— BEGIN —

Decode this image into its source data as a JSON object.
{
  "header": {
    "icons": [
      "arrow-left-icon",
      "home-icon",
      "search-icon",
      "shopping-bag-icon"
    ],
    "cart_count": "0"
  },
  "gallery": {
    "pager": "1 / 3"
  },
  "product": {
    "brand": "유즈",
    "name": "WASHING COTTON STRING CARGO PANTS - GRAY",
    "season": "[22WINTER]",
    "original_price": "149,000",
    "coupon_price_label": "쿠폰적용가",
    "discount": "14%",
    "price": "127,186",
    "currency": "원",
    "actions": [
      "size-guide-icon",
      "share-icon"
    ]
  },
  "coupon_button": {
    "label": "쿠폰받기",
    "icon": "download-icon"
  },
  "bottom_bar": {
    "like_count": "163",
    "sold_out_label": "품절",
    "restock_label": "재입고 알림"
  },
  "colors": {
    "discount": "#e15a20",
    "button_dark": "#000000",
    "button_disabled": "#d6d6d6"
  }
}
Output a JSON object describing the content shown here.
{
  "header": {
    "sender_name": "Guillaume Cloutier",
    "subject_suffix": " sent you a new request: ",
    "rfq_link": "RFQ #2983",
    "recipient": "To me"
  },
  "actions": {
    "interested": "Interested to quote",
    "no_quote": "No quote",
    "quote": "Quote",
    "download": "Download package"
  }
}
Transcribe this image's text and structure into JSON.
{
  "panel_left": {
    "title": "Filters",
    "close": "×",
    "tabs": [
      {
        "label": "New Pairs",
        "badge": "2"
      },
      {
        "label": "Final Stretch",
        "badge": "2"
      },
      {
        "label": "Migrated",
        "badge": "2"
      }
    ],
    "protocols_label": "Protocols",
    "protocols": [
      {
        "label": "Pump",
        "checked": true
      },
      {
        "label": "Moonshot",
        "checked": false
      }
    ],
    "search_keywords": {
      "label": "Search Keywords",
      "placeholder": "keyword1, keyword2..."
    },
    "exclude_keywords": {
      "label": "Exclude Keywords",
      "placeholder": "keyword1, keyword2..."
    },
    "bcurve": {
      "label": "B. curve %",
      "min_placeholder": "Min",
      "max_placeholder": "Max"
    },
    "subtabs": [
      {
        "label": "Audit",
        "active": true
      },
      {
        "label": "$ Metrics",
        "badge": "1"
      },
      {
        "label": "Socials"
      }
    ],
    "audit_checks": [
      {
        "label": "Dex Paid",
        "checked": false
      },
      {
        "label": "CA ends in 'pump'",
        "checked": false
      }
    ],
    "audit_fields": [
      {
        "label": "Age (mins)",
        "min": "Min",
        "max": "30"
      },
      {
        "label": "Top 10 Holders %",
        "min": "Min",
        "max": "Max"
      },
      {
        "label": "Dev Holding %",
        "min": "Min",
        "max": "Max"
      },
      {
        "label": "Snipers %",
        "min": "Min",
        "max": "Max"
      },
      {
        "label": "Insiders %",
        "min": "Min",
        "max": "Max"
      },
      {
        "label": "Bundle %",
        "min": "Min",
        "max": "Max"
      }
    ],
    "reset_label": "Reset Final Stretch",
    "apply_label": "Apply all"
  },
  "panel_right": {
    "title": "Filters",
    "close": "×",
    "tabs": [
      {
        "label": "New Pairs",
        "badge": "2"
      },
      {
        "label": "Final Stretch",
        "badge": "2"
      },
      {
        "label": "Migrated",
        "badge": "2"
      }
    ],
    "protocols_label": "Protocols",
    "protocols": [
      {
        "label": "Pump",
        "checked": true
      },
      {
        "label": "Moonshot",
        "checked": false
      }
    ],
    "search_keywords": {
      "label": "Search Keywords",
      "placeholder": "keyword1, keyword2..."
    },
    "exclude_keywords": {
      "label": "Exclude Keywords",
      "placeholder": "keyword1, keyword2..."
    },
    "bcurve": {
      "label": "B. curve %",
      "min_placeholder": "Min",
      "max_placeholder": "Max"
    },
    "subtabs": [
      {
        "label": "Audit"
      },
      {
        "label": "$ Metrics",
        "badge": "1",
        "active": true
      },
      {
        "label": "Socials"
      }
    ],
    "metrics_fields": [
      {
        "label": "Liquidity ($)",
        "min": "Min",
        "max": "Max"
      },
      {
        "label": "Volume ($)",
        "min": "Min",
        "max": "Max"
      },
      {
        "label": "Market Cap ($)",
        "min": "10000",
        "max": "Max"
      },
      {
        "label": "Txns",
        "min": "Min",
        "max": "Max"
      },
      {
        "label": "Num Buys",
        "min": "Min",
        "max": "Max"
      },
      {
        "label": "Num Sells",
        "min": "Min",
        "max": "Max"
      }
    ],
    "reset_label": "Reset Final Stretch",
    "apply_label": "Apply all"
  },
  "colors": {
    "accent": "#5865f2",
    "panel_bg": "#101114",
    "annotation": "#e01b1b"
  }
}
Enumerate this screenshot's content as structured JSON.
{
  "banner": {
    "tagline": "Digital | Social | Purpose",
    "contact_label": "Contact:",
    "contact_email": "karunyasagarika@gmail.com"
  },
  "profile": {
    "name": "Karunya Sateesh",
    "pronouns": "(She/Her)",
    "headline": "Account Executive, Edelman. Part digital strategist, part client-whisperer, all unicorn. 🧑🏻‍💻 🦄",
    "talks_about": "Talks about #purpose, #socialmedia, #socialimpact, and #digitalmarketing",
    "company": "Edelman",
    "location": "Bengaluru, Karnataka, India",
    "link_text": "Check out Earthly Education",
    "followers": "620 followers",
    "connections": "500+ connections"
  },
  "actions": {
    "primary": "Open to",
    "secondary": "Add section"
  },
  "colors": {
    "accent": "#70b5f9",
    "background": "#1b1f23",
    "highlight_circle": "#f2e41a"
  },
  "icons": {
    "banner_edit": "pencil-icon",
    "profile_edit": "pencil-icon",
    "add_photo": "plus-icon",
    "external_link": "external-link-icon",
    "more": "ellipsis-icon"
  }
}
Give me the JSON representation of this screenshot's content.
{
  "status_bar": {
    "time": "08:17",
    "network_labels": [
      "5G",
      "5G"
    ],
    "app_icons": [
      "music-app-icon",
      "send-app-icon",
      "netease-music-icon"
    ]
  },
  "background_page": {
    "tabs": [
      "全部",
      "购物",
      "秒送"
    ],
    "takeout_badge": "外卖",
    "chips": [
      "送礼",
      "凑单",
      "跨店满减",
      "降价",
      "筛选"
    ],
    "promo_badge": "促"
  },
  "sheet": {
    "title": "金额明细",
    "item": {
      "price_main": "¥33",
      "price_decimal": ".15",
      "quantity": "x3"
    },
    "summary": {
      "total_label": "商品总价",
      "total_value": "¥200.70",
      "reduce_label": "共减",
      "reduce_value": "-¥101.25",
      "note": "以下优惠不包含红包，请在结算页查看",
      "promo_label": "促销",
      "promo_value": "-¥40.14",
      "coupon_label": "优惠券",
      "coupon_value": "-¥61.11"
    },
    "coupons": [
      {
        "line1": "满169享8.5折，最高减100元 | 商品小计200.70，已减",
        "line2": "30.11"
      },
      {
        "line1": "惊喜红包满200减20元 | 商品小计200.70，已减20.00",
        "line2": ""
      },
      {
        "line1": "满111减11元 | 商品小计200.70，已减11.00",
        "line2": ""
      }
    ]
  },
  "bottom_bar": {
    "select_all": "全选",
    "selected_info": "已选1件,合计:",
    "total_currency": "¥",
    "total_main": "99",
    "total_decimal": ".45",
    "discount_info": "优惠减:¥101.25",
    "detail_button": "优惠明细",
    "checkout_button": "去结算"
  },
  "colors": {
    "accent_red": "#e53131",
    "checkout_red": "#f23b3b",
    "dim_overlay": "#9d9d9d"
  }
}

— END —

Work required: Repeat the listing exactly, from its first line to its last.

Final result:
Decode this image into its source data as a JSON object.
{
  "header": {
    "icons": [
      "arrow-left-icon",
      "home-icon",
      "search-icon",
      "shopping-bag-icon"
    ],
    "cart_count": "0"
  },
  "gallery": {
    "pager": "1 / 3"
  },
  "product": {
    "brand": "유즈",
    "name": "WASHING COTTON STRING CARGO PANTS - GRAY",
    "season": "[22WINTER]",
    "original_price": "149,000",
    "coupon_price_label": "쿠폰적용가",
    "discount": "14%",
    "price": "127,186",
    "currency": "원",
    "actions": [
      "size-guide-icon",
      "share-icon"
    ]
  },
  "coupon_button": {
    "label": "쿠폰받기",
    "icon": "download-icon"
  },
  "bottom_bar": {
    "like_count": "163",
    "sold_out_label": "품절",
    "restock_label": "재입고 알림"
  },
  "colors": {
    "discount": "#e15a20",
    "button_dark": "#000000",
    "button_disabled": "#d6d6d6"
  }
}
Output a JSON object describing the content shown here.
{
  "header": {
    "sender_name": "Guillaume Cloutier",
    "subject_suffix": " sent you a new request: ",
    "rfq_link": "RFQ #2983",
    "recipient": "To me"
  },
  "actions": {
    "interested": "Interested to quote",
    "no_quote": "No quote",
    "quote": "Quote",
    "download": "Download package"
  }
}
Transcribe this image's text and structure into JSON.
{
  "panel_left": {
    "title": "Filters",
    "close": "×",
    "tabs": [
      {
        "label": "New Pairs",
        "badge": "2"
      },
      {
        "label": "Final Stretch",
        "badge": "2"
      },
      {
        "label": "Migrated",
        "badge": "2"
      }
    ],
    "protocols_label": "Protocols",
    "protocols": [
      {
        "label": "Pump",
        "checked": true
      },
      {
        "label": "Moonshot",
        "checked": false
      }
    ],
    "search_keywords": {
      "label": "Search Keywords",
      "placeholder": "keyword1, keyword2..."
    },
    "exclude_keywords": {
      "label": "Exclude Keywords",
      "placeholder": "keyword1, keyword2..."
    },
    "bcurve": {
      "label": "B. curve %",
      "min_placeholder": "Min",
      "max_placeholder": "Max"
    },
    "subtabs": [
      {
        "label": "Audit",
        "active": true
      },
      {
        "label": "$ Metrics",
        "badge": "1"
      },
      {
        "label": "Socials"
      }
    ],
    "audit_checks": [
      {
        "label": "Dex Paid",
        "checked": false
      },
      {
        "label": "CA ends in 'pump'",
        "checked": false
      }
    ],
    "audit_fields": [
      {
        "label": "Age (mins)",
        "min": "Min",
        "max": "30"
      },
      {
        "label": "Top 10 Holders %",
        "min": "Min",
        "max": "Max"
      },
      {
        "label": "Dev Holding %",
        "min": "Min",
        "max": "Max"
      },
      {
        "label": "Snipers %",
        "min": "Min",
        "max": "Max"
      },
      {
        "label": "Insiders %",
        "min": "Min",
        "max": "Max"
      },
      {
        "label": "Bundle %",
        "min": "Min",
        "max": "Max"
      }
    ],
    "reset_label": "Reset Final Stretch",
    "apply_label": "Apply all"
  },
  "panel_right": {
    "title": "Filters",
    "close": "×",
    "tabs": [
      {
        "label": "New Pairs",
        "badge": "2"
      },
      {
        "label": "Final Stretch",
        "badge": "2"
      },
      {
        "label": "Migrated",
        "badge": "2"
      }
    ],
    "protocols_label": "Protocols",
    "protocols": [
      {
        "label": "Pump",
        "checked": true
      },
      {
        "label": "Moonshot",
        "checked": false
      }
    ],
    "search_keywords": {
      "label": "Search Keywords",
      "placeholder": "keyword1, keyword2..."
    },
    "exclude_keywords": {
      "label": "Exclude Keywords",
      "placeholder": "keyword1, keyword2..."
    },
    "bcurve": {
      "label": "B. curve %",
      "min_placeholder": "Min",
      "max_placeholder": "Max"
    },
    "subtabs": [
      {
        "label": "Audit"
      },
      {
        "label": "$ Metrics",
        "badge": "1",
        "active": true
      },
      {
        "label": "Socials"
      }
    ],
    "metrics_fields": [
      {
        "label": "Liquidity ($)",
        "min": "Min",
        "max": "Max"
      },
      {
        "label": "Volume ($)",
        "min": "Min",
        "max": "Max"
      },
      {
        "label": "Market Cap ($)",
        "min": "10000",
        "max": "Max"
      },
      {
        "label": "Txns",
        "min": "Min",
        "max": "Max"
      },
      {
        "label": "Num Buys",
        "min": "Min",
        "max": "Max"
      },
      {
        "label": "Num Sells",
        "min": "Min",
        "max": "Max"
      }
    ],
    "reset_label": "Reset Final Stretch",
    "apply_label": "Apply all"
  },
  "colors": {
    "accent": "#5865f2",
    "panel_bg": "#101114",
    "annotation": "#e01b1b"
  }
}
Enumerate this screenshot's content as structured JSON.
{
  "banner": {
    "tagline": "Digital | Social | Purpose",
    "contact_label": "Contact:",
    "contact_email": "karunyasagarika@gmail.com"
  },
  "profile": {
    "name": "Karunya Sateesh",
    "pronouns": "(She/Her)",
    "headline": "Account Executive, Edelman. Part digital strategist, part client-whisperer, all unicorn. 🧑🏻‍💻 🦄",
    "talks_about": "Talks about #purpose, #socialmedia, #socialimpact, and #digitalmarketing",
    "company": "Edelman",
    "location": "Bengaluru, Karnataka, India",
    "link_text": "Check out Earthly Education",
    "followers": "620 followers",
    "connections": "500+ connections"
  },
  "actions": {
    "primary": "Open to",
    "secondary": "Add section"
  },
  "colors": {
    "accent": "#70b5f9",
    "background": "#1b1f23",
    "highlight_circle": "#f2e41a"
  },
  "icons": {
    "banner_edit": "pencil-icon",
    "profile_edit": "pencil-icon",
    "add_photo": "plus-icon",
    "external_link": "external-link-icon",
    "more": "ellipsis-icon"
  }
}
Give me the JSON representation of this screenshot's content.
{
  "status_bar": {
    "time": "08:17",
    "network_labels": [
      "5G",
      "5G"
    ],
    "app_icons": [
      "music-app-icon",
      "send-app-icon",
      "netease-music-icon"
    ]
  },
  "background_page": {
    "tabs": [
      "全部",
      "购物",
      "秒送"
    ],
    "takeout_badge": "外卖",
    "chips": [
      "送礼",
      "凑单",
      "跨店满减",
      "降价",
      "筛选"
    ],
    "promo_badge": "促"
  },
  "sheet": {
    "title": "金额明细",
    "item": {
      "price_main": "¥33",
      "price_decimal": ".15",
      "quantity": "x3"
    },
    "summary": {
      "total_label": "商品总价",
      "total_value": "¥200.70",
      "reduce_label": "共减",
      "reduce_value": "-¥101.25",
      "note": "以下优惠不包含红包，请在结算页查看",
      "promo_label": "促销",
      "promo_value": "-¥40.14",
      "coupon_label": "优惠券",
      "coupon_value": "-¥61.11"
    },
    "coupons": [
      {
        "line1": "满169享8.5折，最高减100元 | 商品小计200.70，已减",
        "line2": "30.11"
      },
      {
        "line1": "惊喜红包满200减20元 | 商品小计200.70，已减20.00",
        "line2": ""
      },
      {
        "line1": "满111减11元 | 商品小计200.70，已减11.00",
        "line2": ""
      }
    ]
  },
  "bottom_bar": {
    "select_all": "全选",
    "selected_info": "已选1件,合计:",
    "total_currency": "¥",
    "total_main": "99",
    "total_decimal": ".45",
    "discount_info": "优惠减:¥101.25",
    "detail_button": "优惠明细",
    "checkout_button": "去结算"
  },
  "colors": {
    "accent_red": "#e53131",
    "checkout_red": "#f23b3b",
    "dim_overlay": "#9d9d9d"
  }
}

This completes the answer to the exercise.